**Directions for this task:** Show each line of the data below that has the string "value" in it.

........

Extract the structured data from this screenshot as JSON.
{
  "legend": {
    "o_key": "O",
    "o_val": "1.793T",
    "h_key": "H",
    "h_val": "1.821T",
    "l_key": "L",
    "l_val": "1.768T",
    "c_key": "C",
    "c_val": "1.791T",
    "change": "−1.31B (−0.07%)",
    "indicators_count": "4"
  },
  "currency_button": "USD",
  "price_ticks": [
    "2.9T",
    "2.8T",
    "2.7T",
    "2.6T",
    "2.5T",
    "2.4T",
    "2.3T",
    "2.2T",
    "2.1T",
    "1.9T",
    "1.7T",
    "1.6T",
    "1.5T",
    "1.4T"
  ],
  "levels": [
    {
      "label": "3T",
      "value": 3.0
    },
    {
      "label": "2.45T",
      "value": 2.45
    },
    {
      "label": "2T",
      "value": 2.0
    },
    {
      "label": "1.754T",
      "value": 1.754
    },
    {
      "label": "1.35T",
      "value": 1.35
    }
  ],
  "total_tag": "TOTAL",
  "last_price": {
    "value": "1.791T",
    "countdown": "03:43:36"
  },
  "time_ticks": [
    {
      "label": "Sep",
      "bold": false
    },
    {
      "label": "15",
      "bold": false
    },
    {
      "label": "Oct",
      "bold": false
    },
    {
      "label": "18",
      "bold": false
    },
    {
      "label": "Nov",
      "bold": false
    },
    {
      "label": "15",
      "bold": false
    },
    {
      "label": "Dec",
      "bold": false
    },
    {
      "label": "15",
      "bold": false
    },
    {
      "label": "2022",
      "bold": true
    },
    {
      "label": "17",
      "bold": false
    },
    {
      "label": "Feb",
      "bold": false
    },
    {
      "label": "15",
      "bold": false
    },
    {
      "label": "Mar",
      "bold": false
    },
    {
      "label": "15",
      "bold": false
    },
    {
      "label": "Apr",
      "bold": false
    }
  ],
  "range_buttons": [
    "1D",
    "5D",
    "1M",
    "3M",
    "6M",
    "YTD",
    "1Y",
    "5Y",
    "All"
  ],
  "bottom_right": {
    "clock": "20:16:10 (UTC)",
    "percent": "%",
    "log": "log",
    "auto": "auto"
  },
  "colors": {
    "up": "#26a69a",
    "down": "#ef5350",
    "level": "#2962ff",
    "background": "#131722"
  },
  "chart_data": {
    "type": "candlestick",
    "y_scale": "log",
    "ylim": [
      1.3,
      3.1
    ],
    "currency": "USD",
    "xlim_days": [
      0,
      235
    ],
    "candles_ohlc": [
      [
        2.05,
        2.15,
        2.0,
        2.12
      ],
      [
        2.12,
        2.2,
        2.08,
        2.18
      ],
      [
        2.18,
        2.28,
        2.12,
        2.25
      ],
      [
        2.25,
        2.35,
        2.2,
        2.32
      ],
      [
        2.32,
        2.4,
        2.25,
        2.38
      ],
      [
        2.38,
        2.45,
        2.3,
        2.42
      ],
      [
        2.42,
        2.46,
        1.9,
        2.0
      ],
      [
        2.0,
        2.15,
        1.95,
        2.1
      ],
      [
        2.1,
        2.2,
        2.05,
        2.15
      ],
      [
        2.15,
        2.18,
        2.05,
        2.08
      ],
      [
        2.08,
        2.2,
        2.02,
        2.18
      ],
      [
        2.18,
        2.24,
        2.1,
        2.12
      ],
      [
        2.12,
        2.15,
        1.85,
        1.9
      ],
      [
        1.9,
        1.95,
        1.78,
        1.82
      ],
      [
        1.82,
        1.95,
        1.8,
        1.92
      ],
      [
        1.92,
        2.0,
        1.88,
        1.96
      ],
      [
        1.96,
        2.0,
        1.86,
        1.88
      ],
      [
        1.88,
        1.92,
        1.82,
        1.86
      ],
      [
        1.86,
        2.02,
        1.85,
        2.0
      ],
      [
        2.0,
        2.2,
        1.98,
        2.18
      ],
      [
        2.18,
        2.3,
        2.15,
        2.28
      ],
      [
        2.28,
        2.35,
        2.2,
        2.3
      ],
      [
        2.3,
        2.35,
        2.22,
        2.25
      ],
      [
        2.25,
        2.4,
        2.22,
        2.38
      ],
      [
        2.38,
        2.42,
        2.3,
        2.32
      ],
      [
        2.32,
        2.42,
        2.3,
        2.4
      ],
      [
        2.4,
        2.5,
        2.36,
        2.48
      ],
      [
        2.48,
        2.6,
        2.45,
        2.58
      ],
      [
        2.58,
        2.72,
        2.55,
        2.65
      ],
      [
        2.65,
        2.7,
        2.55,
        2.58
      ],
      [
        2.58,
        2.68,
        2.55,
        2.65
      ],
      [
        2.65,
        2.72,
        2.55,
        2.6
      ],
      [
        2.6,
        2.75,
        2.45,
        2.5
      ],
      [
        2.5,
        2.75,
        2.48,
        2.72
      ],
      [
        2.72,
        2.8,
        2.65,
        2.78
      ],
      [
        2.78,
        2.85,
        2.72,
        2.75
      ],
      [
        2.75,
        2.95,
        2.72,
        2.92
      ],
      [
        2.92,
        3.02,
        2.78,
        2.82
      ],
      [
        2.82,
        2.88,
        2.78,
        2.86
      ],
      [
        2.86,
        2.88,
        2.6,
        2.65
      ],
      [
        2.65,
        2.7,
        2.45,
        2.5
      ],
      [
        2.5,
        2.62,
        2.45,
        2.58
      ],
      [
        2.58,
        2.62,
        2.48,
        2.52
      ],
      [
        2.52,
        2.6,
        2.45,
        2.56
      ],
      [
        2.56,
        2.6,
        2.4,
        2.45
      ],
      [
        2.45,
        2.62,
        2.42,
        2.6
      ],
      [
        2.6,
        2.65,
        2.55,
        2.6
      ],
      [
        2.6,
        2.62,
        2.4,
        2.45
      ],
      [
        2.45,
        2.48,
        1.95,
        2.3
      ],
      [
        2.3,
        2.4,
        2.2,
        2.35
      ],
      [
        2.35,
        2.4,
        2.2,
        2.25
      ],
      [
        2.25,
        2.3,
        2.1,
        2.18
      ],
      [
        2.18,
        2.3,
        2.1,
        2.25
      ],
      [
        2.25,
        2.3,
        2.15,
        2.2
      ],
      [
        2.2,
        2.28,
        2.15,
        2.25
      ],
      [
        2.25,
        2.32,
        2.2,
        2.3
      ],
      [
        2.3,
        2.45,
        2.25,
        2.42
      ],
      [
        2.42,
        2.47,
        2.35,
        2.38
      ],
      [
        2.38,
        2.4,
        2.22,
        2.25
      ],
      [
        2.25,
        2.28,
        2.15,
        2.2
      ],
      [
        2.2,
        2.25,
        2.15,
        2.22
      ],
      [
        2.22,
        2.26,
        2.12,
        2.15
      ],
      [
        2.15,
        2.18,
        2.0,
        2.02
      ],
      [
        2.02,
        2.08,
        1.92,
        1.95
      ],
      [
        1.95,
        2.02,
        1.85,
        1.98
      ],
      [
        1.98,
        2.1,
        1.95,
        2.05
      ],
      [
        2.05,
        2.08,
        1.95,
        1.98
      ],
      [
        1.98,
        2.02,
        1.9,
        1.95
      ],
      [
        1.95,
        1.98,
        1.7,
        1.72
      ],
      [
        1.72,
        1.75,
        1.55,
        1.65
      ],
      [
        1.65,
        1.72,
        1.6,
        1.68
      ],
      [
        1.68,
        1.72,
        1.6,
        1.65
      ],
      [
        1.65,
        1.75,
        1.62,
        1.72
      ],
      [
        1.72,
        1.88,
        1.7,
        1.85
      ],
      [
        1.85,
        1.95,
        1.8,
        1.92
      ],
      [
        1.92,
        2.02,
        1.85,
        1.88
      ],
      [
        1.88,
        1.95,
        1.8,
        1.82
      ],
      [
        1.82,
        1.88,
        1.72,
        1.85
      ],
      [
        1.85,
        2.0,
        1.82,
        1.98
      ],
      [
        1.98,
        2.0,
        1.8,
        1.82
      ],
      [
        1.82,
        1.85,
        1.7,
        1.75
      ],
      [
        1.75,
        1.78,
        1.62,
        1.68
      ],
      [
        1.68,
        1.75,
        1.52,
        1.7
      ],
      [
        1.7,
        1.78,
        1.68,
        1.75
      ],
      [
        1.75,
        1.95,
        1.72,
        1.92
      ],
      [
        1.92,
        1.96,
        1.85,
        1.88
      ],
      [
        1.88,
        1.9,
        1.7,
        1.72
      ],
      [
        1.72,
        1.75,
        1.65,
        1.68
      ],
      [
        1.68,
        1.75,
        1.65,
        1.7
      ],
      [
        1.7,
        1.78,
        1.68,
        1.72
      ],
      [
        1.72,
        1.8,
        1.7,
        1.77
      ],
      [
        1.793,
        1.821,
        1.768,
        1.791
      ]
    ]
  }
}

........

**Reply:**
      "value": 3.0
      "value": 2.45
      "value": 2.0
      "value": 1.754
      "value": 1.35
    "value": "1.791T",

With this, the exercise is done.